## Extracts from a graphics dataset
## START

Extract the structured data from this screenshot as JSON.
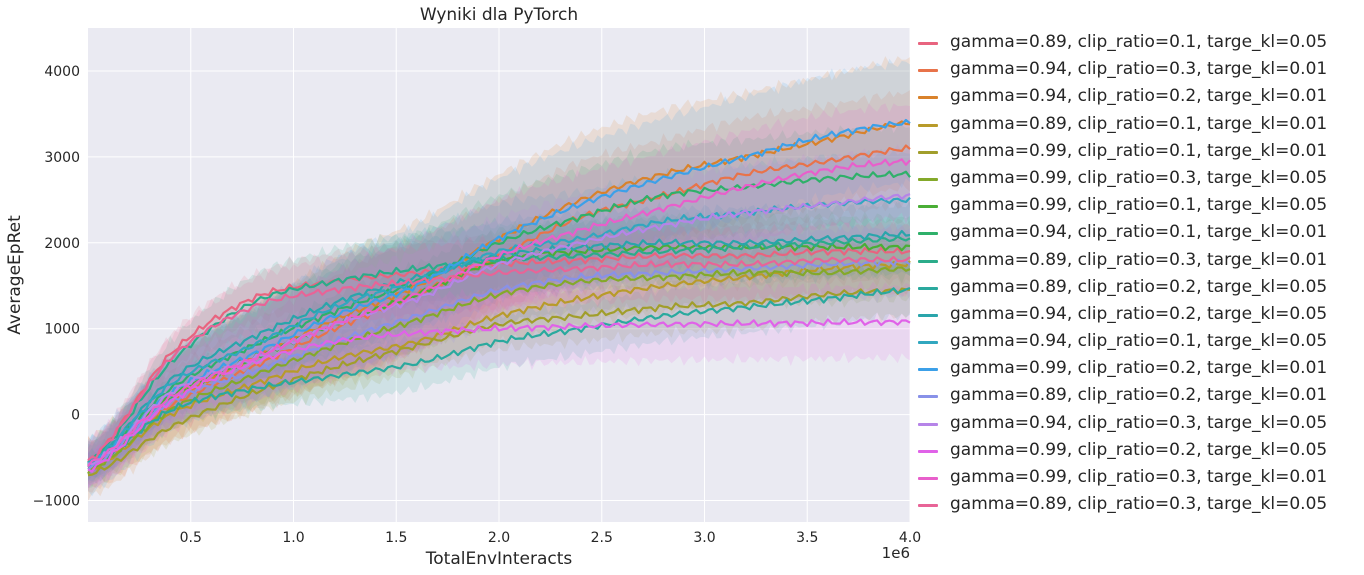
{
  "chart_data": {
    "type": "line",
    "title": "Wyniki dla PyTorch",
    "xlabel": "TotalEnvInteracts",
    "ylabel": "AverageEpRet",
    "x_offset_label": "1e6",
    "xlim": [
      0.0,
      4.0
    ],
    "ylim": [
      -1250,
      4500
    ],
    "xticks": [
      0.5,
      1.0,
      1.5,
      2.0,
      2.5,
      3.0,
      3.5,
      4.0
    ],
    "xtick_labels": [
      "0.5",
      "1.0",
      "1.5",
      "2.0",
      "2.5",
      "3.0",
      "3.5",
      "4.0"
    ],
    "yticks": [
      -1000,
      0,
      1000,
      2000,
      3000,
      4000
    ],
    "ytick_labels": [
      "−1000",
      "0",
      "1000",
      "2000",
      "3000",
      "4000"
    ],
    "grid": true,
    "legend_position": "outside-right",
    "x": [
      0.0,
      0.25,
      0.5,
      0.75,
      1.0,
      1.5,
      2.0,
      2.5,
      3.0,
      3.5,
      4.0
    ],
    "series": [
      {
        "name": "gamma=0.89, clip_ratio=0.1, targe_kl=0.05",
        "color": "#e8647f",
        "values": [
          -550,
          700,
          1350,
          1550,
          1650,
          1750,
          1800,
          1850,
          1850,
          1900,
          1900
        ],
        "band": 350
      },
      {
        "name": "gamma=0.94, clip_ratio=0.3, targe_kl=0.01",
        "color": "#e8734a",
        "values": [
          -600,
          100,
          550,
          1000,
          1400,
          1850,
          2300,
          2550,
          2800,
          2950,
          3100
        ],
        "band": 650
      },
      {
        "name": "gamma=0.94, clip_ratio=0.2, targe_kl=0.01",
        "color": "#d9822b",
        "values": [
          -620,
          150,
          650,
          1100,
          1500,
          2050,
          2500,
          2800,
          3000,
          3200,
          3400
        ],
        "band": 750
      },
      {
        "name": "gamma=0.89, clip_ratio=0.1, targe_kl=0.01",
        "color": "#b89b2a",
        "values": [
          -650,
          0,
          350,
          650,
          850,
          1150,
          1350,
          1500,
          1600,
          1700,
          1750
        ],
        "band": 300
      },
      {
        "name": "gamma=0.99, clip_ratio=0.1, targe_kl=0.01",
        "color": "#a19e2b",
        "values": [
          -700,
          -150,
          250,
          550,
          800,
          1050,
          1150,
          1250,
          1300,
          1400,
          1450
        ],
        "band": 300
      },
      {
        "name": "gamma=0.99, clip_ratio=0.3, targe_kl=0.05",
        "color": "#84a92a",
        "values": [
          -650,
          50,
          450,
          800,
          1100,
          1400,
          1550,
          1600,
          1650,
          1650,
          1700
        ],
        "band": 350
      },
      {
        "name": "gamma=0.99, clip_ratio=0.1, targe_kl=0.05",
        "color": "#4aae36",
        "values": [
          -620,
          200,
          650,
          1050,
          1400,
          1800,
          1900,
          1950,
          1950,
          1950,
          1950
        ],
        "band": 350
      },
      {
        "name": "gamma=0.94, clip_ratio=0.1, targe_kl=0.01",
        "color": "#2fb06a",
        "values": [
          -580,
          300,
          800,
          1200,
          1550,
          2000,
          2300,
          2550,
          2650,
          2750,
          2800
        ],
        "band": 550
      },
      {
        "name": "gamma=0.89, clip_ratio=0.3, targe_kl=0.01",
        "color": "#2bac8a",
        "values": [
          -560,
          600,
          1300,
          1550,
          1700,
          1800,
          1850,
          1900,
          1950,
          2000,
          2050
        ],
        "band": 400
      },
      {
        "name": "gamma=0.89, clip_ratio=0.2, targe_kl=0.05",
        "color": "#2aa99e",
        "values": [
          -600,
          50,
          300,
          450,
          600,
          850,
          1000,
          1150,
          1250,
          1350,
          1450
        ],
        "band": 300
      },
      {
        "name": "gamma=0.94, clip_ratio=0.2, targe_kl=0.05",
        "color": "#2aa5ab",
        "values": [
          -580,
          400,
          900,
          1300,
          1600,
          1850,
          1950,
          2000,
          2000,
          2050,
          2100
        ],
        "band": 400
      },
      {
        "name": "gamma=0.94, clip_ratio=0.1, targe_kl=0.05",
        "color": "#31a7bf",
        "values": [
          -560,
          350,
          800,
          1250,
          1550,
          1900,
          2050,
          2250,
          2350,
          2450,
          2500
        ],
        "band": 550
      },
      {
        "name": "gamma=0.99, clip_ratio=0.2, targe_kl=0.01",
        "color": "#3ca0e8",
        "values": [
          -600,
          250,
          700,
          1150,
          1500,
          2050,
          2450,
          2750,
          3000,
          3250,
          3400
        ],
        "band": 700
      },
      {
        "name": "gamma=0.89, clip_ratio=0.2, targe_kl=0.01",
        "color": "#8891e8",
        "values": [
          -620,
          150,
          500,
          850,
          1150,
          1450,
          1600,
          1650,
          1700,
          1750,
          1780
        ],
        "band": 400
      },
      {
        "name": "gamma=0.94, clip_ratio=0.3, targe_kl=0.05",
        "color": "#b684e8",
        "values": [
          -600,
          250,
          650,
          1050,
          1350,
          1750,
          2000,
          2200,
          2350,
          2450,
          2550
        ],
        "band": 550
      },
      {
        "name": "gamma=0.99, clip_ratio=0.2, targe_kl=0.05",
        "color": "#e062e8",
        "values": [
          -650,
          150,
          600,
          850,
          950,
          1000,
          1030,
          1050,
          1060,
          1070,
          1080
        ],
        "band": 420
      },
      {
        "name": "gamma=0.99, clip_ratio=0.3, targe_kl=0.01",
        "color": "#e85fcb",
        "values": [
          -580,
          200,
          650,
          1050,
          1400,
          1850,
          2150,
          2400,
          2650,
          2850,
          2950
        ],
        "band": 650
      },
      {
        "name": "gamma=0.89, clip_ratio=0.3, targe_kl=0.05",
        "color": "#e86497",
        "values": [
          -540,
          650,
          1250,
          1450,
          1550,
          1650,
          1700,
          1750,
          1750,
          1800,
          1800
        ],
        "band": 400
      }
    ]
  }
}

## END

## TASK PROMPT
Each entry above is to be written out again unchanged, apart from the pictures, which are left out.

## WRITTEN RESPONSE
Extract the structured data from this screenshot as JSON.
{
  "chart_data": {
    "type": "line",
    "title": "Wyniki dla PyTorch",
    "xlabel": "TotalEnvInteracts",
    "ylabel": "AverageEpRet",
    "x_offset_label": "1e6",
    "xlim": [
      0.0,
      4.0
    ],
    "ylim": [
      -1250,
      4500
    ],
    "xticks": [
      0.5,
      1.0,
      1.5,
      2.0,
      2.5,
      3.0,
      3.5,
      4.0
    ],
    "xtick_labels": [
      "0.5",
      "1.0",
      "1.5",
      "2.0",
      "2.5",
      "3.0",
      "3.5",
      "4.0"
    ],
    "yticks": [
      -1000,
      0,
      1000,
      2000,
      3000,
      4000
    ],
    "ytick_labels": [
      "−1000",
      "0",
      "1000",
      "2000",
      "3000",
      "4000"
    ],
    "grid": true,
    "legend_position": "outside-right",
    "x": [
      0.0,
      0.25,
      0.5,
      0.75,
      1.0,
      1.5,
      2.0,
      2.5,
      3.0,
      3.5,
      4.0
    ],
    "series": [
      {
        "name": "gamma=0.89, clip_ratio=0.1, targe_kl=0.05",
        "color": "#e8647f",
        "values": [
          -550,
          700,
          1350,
          1550,
          1650,
          1750,
          1800,
          1850,
          1850,
          1900,
          1900
        ],
        "band": 350
      },
      {
        "name": "gamma=0.94, clip_ratio=0.3, targe_kl=0.01",
        "color": "#e8734a",
        "values": [
          -600,
          100,
          550,
          1000,
          1400,
          1850,
          2300,
          2550,
          2800,
          2950,
          3100
        ],
        "band": 650
      },
      {
        "name": "gamma=0.94, clip_ratio=0.2, targe_kl=0.01",
        "color": "#d9822b",
        "values": [
          -620,
          150,
          650,
          1100,
          1500,
          2050,
          2500,
          2800,
          3000,
          3200,
          3400
        ],
        "band": 750
      },
      {
        "name": "gamma=0.89, clip_ratio=0.1, targe_kl=0.01",
        "color": "#b89b2a",
        "values": [
          -650,
          0,
          350,
          650,
          850,
          1150,
          1350,
          1500,
          1600,
          1700,
          1750
        ],
        "band": 300
      },
      {
        "name": "gamma=0.99, clip_ratio=0.1, targe_kl=0.01",
        "color": "#a19e2b",
        "values": [
          -700,
          -150,
          250,
          550,
          800,
          1050,
          1150,
          1250,
          1300,
          1400,
          1450
        ],
        "band": 300
      },
      {
        "name": "gamma=0.99, clip_ratio=0.3, targe_kl=0.05",
        "color": "#84a92a",
        "values": [
          -650,
          50,
          450,
          800,
          1100,
          1400,
          1550,
          1600,
          1650,
          1650,
          1700
        ],
        "band": 350
      },
      {
        "name": "gamma=0.99, clip_ratio=0.1, targe_kl=0.05",
        "color": "#4aae36",
        "values": [
          -620,
          200,
          650,
          1050,
          1400,
          1800,
          1900,
          1950,
          1950,
          1950,
          1950
        ],
        "band": 350
      },
      {
        "name": "gamma=0.94, clip_ratio=0.1, targe_kl=0.01",
        "color": "#2fb06a",
        "values": [
          -580,
          300,
          800,
          1200,
          1550,
          2000,
          2300,
          2550,
          2650,
          2750,
          2800
        ],
        "band": 550
      },
      {
        "name": "gamma=0.89, clip_ratio=0.3, targe_kl=0.01",
        "color": "#2bac8a",
        "values": [
          -560,
          600,
          1300,
          1550,
          1700,
          1800,
          1850,
          1900,
          1950,
          2000,
          2050
        ],
        "band": 400
      },
      {
        "name": "gamma=0.89, clip_ratio=0.2, targe_kl=0.05",
        "color": "#2aa99e",
        "values": [
          -600,
          50,
          300,
          450,
          600,
          850,
          1000,
          1150,
          1250,
          1350,
          1450
        ],
        "band": 300
      },
      {
        "name": "gamma=0.94, clip_ratio=0.2, targe_kl=0.05",
        "color": "#2aa5ab",
        "values": [
          -580,
          400,
          900,
          1300,
          1600,
          1850,
          1950,
          2000,
          2000,
          2050,
          2100
        ],
        "band": 400
      },
      {
        "name": "gamma=0.94, clip_ratio=0.1, targe_kl=0.05",
        "color": "#31a7bf",
        "values": [
          -560,
          350,
          800,
          1250,
          1550,
          1900,
          2050,
          2250,
          2350,
          2450,
          2500
        ],
        "band": 550
      },
      {
        "name": "gamma=0.99, clip_ratio=0.2, targe_kl=0.01",
        "color": "#3ca0e8",
        "values": [
          -600,
          250,
          700,
          1150,
          1500,
          2050,
          2450,
          2750,
          3000,
          3250,
          3400
        ],
        "band": 700
      },
      {
        "name": "gamma=0.89, clip_ratio=0.2, targe_kl=0.01",
        "color": "#8891e8",
        "values": [
          -620,
          150,
          500,
          850,
          1150,
          1450,
          1600,
          1650,
          1700,
          1750,
          1780
        ],
        "band": 400
      },
      {
        "name": "gamma=0.94, clip_ratio=0.3, targe_kl=0.05",
        "color": "#b684e8",
        "values": [
          -600,
          250,
          650,
          1050,
          1350,
          1750,
          2000,
          2200,
          2350,
          2450,
          2550
        ],
        "band": 550
      },
      {
        "name": "gamma=0.99, clip_ratio=0.2, targe_kl=0.05",
        "color": "#e062e8",
        "values": [
          -650,
          150,
          600,
          850,
          950,
          1000,
          1030,
          1050,
          1060,
          1070,
          1080
        ],
        "band": 420
      },
      {
        "name": "gamma=0.99, clip_ratio=0.3, targe_kl=0.01",
        "color": "#e85fcb",
        "values": [
          -580,
          200,
          650,
          1050,
          1400,
          1850,
          2150,
          2400,
          2650,
          2850,
          2950
        ],
        "band": 650
      },
      {
        "name": "gamma=0.89, clip_ratio=0.3, targe_kl=0.05",
        "color": "#e86497",
        "values": [
          -540,
          650,
          1250,
          1450,
          1550,
          1650,
          1700,
          1750,
          1750,
          1800,
          1800
        ],
        "band": 400
      }
    ]
  }
}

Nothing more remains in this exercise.